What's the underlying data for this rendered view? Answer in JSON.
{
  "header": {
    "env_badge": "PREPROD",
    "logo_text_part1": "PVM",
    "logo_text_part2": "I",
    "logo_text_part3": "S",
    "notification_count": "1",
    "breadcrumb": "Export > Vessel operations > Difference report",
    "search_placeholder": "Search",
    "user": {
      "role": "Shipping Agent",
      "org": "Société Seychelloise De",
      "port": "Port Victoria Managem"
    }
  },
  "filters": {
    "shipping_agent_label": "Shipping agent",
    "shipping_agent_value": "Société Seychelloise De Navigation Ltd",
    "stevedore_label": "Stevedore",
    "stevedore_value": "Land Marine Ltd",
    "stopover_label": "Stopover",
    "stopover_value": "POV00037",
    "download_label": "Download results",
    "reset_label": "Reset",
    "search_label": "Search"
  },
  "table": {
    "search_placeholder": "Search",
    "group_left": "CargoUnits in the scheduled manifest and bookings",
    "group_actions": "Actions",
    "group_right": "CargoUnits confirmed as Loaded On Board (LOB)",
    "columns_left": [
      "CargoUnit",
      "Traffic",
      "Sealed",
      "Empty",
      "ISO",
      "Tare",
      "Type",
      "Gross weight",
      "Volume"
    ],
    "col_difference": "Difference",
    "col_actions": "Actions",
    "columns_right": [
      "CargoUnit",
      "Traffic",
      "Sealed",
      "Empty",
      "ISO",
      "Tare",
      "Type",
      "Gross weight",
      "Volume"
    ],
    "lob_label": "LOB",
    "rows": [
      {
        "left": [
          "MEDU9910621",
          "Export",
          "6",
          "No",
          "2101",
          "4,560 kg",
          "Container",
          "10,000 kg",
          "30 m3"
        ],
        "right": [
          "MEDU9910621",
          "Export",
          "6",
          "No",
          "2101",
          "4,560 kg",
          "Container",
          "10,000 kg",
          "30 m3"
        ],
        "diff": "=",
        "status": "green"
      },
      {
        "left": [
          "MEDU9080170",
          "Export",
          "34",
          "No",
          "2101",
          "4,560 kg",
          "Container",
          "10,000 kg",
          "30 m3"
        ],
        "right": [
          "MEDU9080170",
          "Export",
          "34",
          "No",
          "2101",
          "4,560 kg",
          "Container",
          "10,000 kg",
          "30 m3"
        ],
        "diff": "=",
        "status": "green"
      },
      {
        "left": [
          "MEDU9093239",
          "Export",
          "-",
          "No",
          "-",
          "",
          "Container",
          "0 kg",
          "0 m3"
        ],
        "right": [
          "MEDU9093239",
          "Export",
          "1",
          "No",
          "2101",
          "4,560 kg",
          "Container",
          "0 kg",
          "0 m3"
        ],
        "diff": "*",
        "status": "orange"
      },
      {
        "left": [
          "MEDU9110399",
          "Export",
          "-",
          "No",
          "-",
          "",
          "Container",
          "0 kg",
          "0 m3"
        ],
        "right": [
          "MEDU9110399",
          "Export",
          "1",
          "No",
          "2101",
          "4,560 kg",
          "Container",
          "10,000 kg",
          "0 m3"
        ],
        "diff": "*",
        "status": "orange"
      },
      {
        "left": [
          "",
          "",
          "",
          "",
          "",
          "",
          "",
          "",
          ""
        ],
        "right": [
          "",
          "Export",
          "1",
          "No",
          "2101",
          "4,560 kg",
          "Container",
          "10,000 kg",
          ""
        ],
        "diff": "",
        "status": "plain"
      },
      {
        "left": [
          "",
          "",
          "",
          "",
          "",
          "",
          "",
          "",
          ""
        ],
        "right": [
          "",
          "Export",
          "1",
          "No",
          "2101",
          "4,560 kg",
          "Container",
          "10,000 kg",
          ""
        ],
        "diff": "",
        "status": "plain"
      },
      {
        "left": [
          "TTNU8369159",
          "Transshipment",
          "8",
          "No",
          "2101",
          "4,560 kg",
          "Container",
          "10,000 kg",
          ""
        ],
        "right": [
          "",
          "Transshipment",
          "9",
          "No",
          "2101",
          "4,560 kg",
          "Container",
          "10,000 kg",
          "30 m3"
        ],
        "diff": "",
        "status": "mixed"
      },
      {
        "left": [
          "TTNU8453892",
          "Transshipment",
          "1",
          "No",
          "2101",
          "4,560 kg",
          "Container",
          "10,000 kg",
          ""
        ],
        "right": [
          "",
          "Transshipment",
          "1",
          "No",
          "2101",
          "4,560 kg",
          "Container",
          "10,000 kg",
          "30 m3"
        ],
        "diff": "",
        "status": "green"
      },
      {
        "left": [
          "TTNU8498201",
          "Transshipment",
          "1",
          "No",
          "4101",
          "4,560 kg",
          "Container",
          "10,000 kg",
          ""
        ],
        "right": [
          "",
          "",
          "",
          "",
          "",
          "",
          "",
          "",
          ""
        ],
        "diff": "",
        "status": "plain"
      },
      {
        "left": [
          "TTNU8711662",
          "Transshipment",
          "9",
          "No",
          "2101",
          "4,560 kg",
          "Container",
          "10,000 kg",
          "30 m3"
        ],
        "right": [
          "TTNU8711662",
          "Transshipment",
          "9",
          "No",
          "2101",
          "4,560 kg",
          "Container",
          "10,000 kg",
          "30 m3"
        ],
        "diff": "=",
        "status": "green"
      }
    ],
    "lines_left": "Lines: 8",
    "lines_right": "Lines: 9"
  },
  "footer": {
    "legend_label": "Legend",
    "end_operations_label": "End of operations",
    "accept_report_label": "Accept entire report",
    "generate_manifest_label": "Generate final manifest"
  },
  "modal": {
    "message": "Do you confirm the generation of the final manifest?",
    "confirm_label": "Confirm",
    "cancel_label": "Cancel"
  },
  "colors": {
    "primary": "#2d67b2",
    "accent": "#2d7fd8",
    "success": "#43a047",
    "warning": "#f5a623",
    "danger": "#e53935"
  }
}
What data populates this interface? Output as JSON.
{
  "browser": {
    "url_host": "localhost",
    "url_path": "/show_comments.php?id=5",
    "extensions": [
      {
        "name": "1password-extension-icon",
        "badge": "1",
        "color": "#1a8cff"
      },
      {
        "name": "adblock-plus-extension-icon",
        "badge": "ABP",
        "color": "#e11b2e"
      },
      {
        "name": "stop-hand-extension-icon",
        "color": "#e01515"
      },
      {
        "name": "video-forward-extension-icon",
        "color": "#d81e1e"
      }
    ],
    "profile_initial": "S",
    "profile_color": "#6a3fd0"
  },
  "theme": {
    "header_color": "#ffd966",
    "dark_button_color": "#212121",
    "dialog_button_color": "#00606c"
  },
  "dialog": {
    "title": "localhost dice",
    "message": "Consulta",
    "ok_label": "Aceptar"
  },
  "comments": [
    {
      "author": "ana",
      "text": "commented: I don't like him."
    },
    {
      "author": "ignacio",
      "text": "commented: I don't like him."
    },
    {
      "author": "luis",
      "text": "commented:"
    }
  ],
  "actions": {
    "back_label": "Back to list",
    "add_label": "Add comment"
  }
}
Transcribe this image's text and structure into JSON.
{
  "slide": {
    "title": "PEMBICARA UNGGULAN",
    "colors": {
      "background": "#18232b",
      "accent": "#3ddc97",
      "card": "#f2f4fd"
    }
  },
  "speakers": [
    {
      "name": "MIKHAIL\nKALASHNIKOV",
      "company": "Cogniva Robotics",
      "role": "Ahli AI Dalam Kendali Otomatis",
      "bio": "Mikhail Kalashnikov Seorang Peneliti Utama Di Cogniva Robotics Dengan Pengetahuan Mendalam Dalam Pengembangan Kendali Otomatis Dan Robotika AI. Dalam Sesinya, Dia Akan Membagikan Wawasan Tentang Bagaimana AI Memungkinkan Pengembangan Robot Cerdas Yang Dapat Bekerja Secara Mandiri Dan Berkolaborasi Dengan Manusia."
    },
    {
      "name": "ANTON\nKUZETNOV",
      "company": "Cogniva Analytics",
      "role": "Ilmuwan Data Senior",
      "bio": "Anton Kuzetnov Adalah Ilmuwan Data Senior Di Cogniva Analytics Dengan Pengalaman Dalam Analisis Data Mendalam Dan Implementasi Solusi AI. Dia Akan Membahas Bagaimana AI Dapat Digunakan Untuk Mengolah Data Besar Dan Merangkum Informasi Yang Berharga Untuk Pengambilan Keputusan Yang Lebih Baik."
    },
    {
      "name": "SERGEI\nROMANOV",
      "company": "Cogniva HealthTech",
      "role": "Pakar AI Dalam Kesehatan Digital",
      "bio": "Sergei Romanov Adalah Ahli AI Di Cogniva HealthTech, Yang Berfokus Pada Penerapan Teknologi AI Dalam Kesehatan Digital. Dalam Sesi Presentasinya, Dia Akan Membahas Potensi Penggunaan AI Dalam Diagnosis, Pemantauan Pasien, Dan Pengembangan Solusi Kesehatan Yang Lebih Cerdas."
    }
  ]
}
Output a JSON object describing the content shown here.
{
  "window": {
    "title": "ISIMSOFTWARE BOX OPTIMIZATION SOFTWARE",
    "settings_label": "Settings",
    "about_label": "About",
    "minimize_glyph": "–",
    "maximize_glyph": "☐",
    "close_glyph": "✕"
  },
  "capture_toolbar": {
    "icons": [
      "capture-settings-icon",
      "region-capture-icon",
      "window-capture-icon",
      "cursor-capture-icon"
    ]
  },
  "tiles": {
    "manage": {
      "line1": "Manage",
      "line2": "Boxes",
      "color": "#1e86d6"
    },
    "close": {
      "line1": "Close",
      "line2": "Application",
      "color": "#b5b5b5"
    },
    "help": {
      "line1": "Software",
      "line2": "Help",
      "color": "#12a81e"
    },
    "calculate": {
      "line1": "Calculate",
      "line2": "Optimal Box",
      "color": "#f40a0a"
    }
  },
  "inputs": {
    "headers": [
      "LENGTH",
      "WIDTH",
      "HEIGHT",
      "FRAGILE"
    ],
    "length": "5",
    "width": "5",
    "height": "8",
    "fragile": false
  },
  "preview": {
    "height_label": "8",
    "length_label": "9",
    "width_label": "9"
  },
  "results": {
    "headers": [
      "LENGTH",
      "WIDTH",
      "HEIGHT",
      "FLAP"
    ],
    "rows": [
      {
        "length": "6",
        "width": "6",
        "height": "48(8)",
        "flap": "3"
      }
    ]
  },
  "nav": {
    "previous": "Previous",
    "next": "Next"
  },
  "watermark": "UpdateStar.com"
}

•••

What is being asked:
Search the material above for "Senior". Pull out each line where it shows up.

Worked solution:
      "role": "Ilmuwan Data Senior",
      "bio": "Anton Kuzetnov Adalah Ilmuwan Data Senior Di Cogniva Analytics Dengan Pengalaman Dalam Analisis Data Mendalam Dan Implementasi Solusi AI. Dia Akan Membahas Bagaimana AI Dapat Digunakan Untuk Mengolah Data Besar Dan Merangkum Informasi Yang Berharga Untuk Pengambilan Keputusan Yang Lebih Baik."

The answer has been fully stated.